── Listing

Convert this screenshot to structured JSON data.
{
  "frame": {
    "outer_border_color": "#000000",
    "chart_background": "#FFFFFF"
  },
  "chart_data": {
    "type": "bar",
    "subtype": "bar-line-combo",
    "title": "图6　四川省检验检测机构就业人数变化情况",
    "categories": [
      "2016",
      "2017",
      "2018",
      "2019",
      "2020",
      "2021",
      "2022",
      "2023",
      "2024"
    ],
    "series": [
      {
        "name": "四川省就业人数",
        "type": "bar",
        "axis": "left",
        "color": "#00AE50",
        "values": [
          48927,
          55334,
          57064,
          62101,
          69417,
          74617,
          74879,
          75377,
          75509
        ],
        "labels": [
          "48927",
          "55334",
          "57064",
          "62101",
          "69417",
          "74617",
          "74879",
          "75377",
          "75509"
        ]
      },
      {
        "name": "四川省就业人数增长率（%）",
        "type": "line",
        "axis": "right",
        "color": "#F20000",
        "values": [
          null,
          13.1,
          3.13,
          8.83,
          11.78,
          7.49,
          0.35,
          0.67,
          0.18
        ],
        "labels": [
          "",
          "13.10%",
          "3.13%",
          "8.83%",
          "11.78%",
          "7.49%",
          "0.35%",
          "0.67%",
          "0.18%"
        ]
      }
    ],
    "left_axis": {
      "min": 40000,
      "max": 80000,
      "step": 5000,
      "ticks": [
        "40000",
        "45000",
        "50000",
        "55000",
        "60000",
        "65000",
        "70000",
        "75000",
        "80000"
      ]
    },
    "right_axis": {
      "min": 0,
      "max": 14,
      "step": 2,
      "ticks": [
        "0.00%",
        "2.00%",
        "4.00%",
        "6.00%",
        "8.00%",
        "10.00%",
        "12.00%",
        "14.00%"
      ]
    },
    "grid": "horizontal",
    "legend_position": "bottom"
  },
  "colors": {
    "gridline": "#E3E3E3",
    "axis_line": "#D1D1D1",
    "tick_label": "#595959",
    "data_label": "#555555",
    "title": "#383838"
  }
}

────

*Instructions to follow*
Reproduce all data above, unchanged.

*Answer for this exercise*
Convert this screenshot to structured JSON data.
{
  "frame": {
    "outer_border_color": "#000000",
    "chart_background": "#FFFFFF"
  },
  "chart_data": {
    "type": "bar",
    "subtype": "bar-line-combo",
    "title": "图6　四川省检验检测机构就业人数变化情况",
    "categories": [
      "2016",
      "2017",
      "2018",
      "2019",
      "2020",
      "2021",
      "2022",
      "2023",
      "2024"
    ],
    "series": [
      {
        "name": "四川省就业人数",
        "type": "bar",
        "axis": "left",
        "color": "#00AE50",
        "values": [
          48927,
          55334,
          57064,
          62101,
          69417,
          74617,
          74879,
          75377,
          75509
        ],
        "labels": [
          "48927",
          "55334",
          "57064",
          "62101",
          "69417",
          "74617",
          "74879",
          "75377",
          "75509"
        ]
      },
      {
        "name": "四川省就业人数增长率（%）",
        "type": "line",
        "axis": "right",
        "color": "#F20000",
        "values": [
          null,
          13.1,
          3.13,
          8.83,
          11.78,
          7.49,
          0.35,
          0.67,
          0.18
        ],
        "labels": [
          "",
          "13.10%",
          "3.13%",
          "8.83%",
          "11.78%",
          "7.49%",
          "0.35%",
          "0.67%",
          "0.18%"
        ]
      }
    ],
    "left_axis": {
      "min": 40000,
      "max": 80000,
      "step": 5000,
      "ticks": [
        "40000",
        "45000",
        "50000",
        "55000",
        "60000",
        "65000",
        "70000",
        "75000",
        "80000"
      ]
    },
    "right_axis": {
      "min": 0,
      "max": 14,
      "step": 2,
      "ticks": [
        "0.00%",
        "2.00%",
        "4.00%",
        "6.00%",
        "8.00%",
        "10.00%",
        "12.00%",
        "14.00%"
      ]
    },
    "grid": "horizontal",
    "legend_position": "bottom"
  },
  "colors": {
    "gridline": "#E3E3E3",
    "axis_line": "#D1D1D1",
    "tick_label": "#595959",
    "data_label": "#555555",
    "title": "#383838"
  }
}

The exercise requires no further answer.